◆ Requirement
Repeat the material below exactly, with no pictures.

◆ Information shown
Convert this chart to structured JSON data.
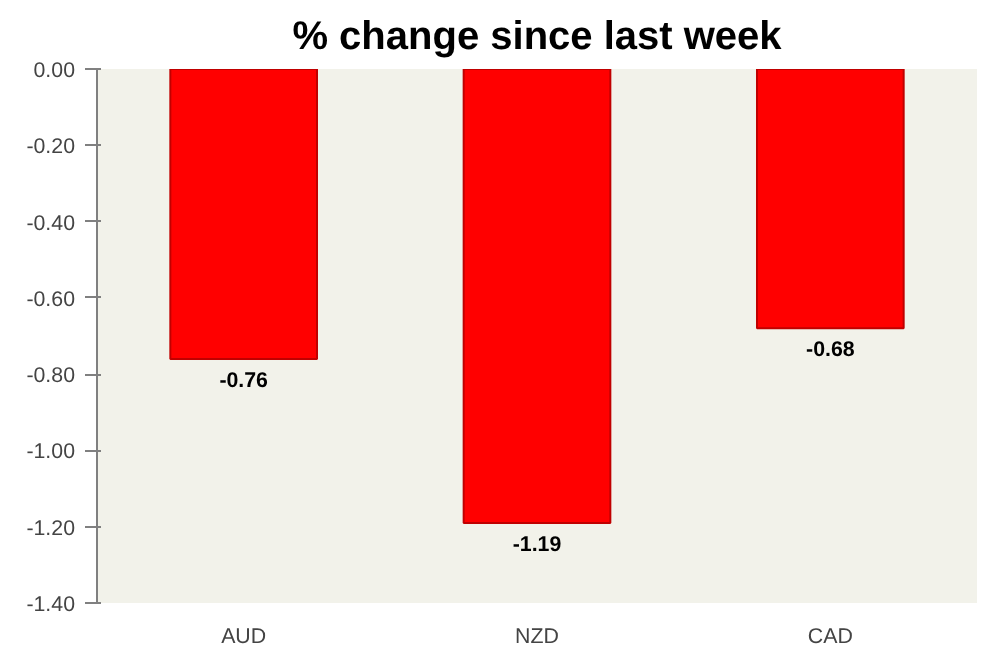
{
  "chart_data": {
    "type": "bar",
    "title": "% change since last week",
    "categories": [
      "AUD",
      "NZD",
      "CAD"
    ],
    "values": [
      -0.76,
      -1.19,
      -0.68
    ],
    "color": "#ff0000",
    "ylim": [
      -1.4,
      0
    ],
    "yticks": [
      {
        "value": 0,
        "label": "0.00"
      },
      {
        "value": -0.2,
        "label": "-0.20"
      },
      {
        "value": -0.4,
        "label": "-0.40"
      },
      {
        "value": -0.6,
        "label": "-0.60"
      },
      {
        "value": -0.8,
        "label": "-0.80"
      },
      {
        "value": -1.0,
        "label": "-1.00"
      },
      {
        "value": -1.2,
        "label": "-1.20"
      },
      {
        "value": -1.4,
        "label": "-1.40"
      }
    ],
    "data_labels": true
  }
}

◆ Solution below
Convert this chart to structured JSON data.
{
  "chart_data": {
    "type": "bar",
    "title": "% change since last week",
    "categories": [
      "AUD",
      "NZD",
      "CAD"
    ],
    "values": [
      -0.76,
      -1.19,
      -0.68
    ],
    "color": "#ff0000",
    "ylim": [
      -1.4,
      0
    ],
    "yticks": [
      {
        "value": 0,
        "label": "0.00"
      },
      {
        "value": -0.2,
        "label": "-0.20"
      },
      {
        "value": -0.4,
        "label": "-0.40"
      },
      {
        "value": -0.6,
        "label": "-0.60"
      },
      {
        "value": -0.8,
        "label": "-0.80"
      },
      {
        "value": -1.0,
        "label": "-1.00"
      },
      {
        "value": -1.2,
        "label": "-1.20"
      },
      {
        "value": -1.4,
        "label": "-1.40"
      }
    ],
    "data_labels": true
  }
}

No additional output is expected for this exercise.